* DOCUMENTO:
· · · · ·

O sentido do gosto, pintura de por Philip Mercier (1680-1760) que mostra uma bandeja de syllabubs
Seguramente, para a atualidade a syllabub é uma sobremesa desconhecida, mas a partir do século XV ao início do século XX, era uma espécie de ‘pudim básico’, muito popular entre os ingleses, e que passou por algumas modificações ao longo do tempo, mas manteve sua essência: uma mistura de creme de leite batido, adoçado e misturado com algum tipo de vinho – inicialmente era usado o Sack ou a Sidra.

Sack é um termo antiquado que se refere ao vinho branco fortificado importado da Espanha continental ou das Ilhas Canárias. Logo, havia Sack de diferentes origens, tais como: Canary sack das Ilhas Canárias, Malaga sack de Málaga, Palm sack de Palma de Mallorca, e Sherris sack de Jerez de la Fronter. O termo Sherris Sack mais tarde deu lugar ao xerez como o termo Inglês para vinho fortificado de Jerez. Uma vez que o xerez é praticamente o único desses vinhos ainda amplamente exportados e consumidos, no entanto "sack" (por si só, sem qualificação) não é comumente citado, mas trata-se de um velho sinônimo para xerez.

· · · · ·

* REGISTROS:
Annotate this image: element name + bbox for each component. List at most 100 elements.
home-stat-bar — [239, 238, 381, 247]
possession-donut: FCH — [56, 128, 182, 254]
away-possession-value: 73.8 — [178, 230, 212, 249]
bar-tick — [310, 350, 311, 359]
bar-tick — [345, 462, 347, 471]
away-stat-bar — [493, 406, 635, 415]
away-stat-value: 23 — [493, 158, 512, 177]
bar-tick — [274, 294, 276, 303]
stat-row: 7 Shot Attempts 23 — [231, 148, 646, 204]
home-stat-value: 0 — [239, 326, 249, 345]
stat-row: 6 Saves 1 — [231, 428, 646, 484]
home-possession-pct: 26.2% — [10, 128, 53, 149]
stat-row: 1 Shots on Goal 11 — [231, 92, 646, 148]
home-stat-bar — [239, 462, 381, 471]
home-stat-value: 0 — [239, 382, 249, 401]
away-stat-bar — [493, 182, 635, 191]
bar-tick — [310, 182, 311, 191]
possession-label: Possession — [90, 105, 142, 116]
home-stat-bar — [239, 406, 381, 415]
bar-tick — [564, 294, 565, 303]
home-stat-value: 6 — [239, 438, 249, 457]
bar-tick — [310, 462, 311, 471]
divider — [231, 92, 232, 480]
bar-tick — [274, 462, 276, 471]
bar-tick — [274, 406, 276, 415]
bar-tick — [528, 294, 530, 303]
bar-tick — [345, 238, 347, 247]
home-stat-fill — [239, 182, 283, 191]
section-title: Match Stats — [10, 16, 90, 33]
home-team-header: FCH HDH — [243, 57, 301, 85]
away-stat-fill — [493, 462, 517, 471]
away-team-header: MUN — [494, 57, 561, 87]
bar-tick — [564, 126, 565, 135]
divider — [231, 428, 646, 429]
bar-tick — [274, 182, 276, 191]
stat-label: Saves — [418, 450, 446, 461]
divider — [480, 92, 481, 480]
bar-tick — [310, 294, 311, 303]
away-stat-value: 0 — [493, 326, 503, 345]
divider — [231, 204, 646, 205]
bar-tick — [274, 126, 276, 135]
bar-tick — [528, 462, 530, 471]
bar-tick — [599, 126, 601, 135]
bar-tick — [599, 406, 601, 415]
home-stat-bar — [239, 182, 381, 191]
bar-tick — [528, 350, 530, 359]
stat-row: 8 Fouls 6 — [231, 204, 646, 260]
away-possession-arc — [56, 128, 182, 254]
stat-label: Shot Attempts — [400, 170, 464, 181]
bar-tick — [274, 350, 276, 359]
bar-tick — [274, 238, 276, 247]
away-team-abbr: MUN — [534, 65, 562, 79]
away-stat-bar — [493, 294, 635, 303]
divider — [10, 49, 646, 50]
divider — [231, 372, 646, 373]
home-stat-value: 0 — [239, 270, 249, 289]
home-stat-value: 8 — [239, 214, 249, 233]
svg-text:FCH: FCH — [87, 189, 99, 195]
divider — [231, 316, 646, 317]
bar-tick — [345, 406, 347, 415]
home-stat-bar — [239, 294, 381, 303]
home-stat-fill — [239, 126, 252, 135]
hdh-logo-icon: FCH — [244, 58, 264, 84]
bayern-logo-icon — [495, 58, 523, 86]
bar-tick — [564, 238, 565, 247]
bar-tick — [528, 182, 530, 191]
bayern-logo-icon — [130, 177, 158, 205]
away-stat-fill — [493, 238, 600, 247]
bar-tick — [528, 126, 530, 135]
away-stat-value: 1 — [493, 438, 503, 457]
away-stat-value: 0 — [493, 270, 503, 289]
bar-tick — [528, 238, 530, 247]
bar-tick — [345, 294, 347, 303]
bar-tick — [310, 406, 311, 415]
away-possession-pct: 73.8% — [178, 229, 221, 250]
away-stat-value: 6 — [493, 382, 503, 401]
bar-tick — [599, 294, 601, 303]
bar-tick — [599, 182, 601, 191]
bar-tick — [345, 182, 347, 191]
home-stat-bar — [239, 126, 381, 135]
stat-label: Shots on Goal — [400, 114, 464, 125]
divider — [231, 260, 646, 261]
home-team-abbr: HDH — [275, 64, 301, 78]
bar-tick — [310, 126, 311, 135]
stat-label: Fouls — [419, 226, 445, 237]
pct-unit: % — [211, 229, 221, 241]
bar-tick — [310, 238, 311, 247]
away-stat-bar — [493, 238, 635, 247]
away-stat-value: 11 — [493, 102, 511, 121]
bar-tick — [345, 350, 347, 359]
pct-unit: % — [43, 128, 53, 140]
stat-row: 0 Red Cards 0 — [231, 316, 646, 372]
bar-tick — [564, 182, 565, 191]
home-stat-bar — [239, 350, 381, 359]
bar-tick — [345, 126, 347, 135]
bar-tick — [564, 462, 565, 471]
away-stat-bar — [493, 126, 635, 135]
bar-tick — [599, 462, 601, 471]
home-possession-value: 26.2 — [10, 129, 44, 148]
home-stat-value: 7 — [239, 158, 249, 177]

· · · · ·

* PROBLEMA A RESOLVER:
Indique se cada afirmação abaixo está de acordo com o texto sobre a syllabub, respondendo sim ou não e citando literalmente as palavras do texto que decidem a resposta. 1. A syllabub foi muito popular entre os ingleses do século XV ao início do século XX. 2. O Sack era um vinho tinto importado da França. 3. O termo Sherris Sack acabou dando lugar ao xerez.

* RESPOSTA CORRETA:
1. Sim: "a partir do século XV ao início do século XX, era uma espécie de ‘pudim básico’, muito popular entre os ingleses".
2. Não: "Sack é um termo antiquado que se refere ao vinho branco fortificado importado da Espanha continental ou das Ilhas Canárias".
3. Sim: "O termo Sherris Sack mais tarde deu lugar ao xerez como o termo Inglês para vinho fortificado de Jerez".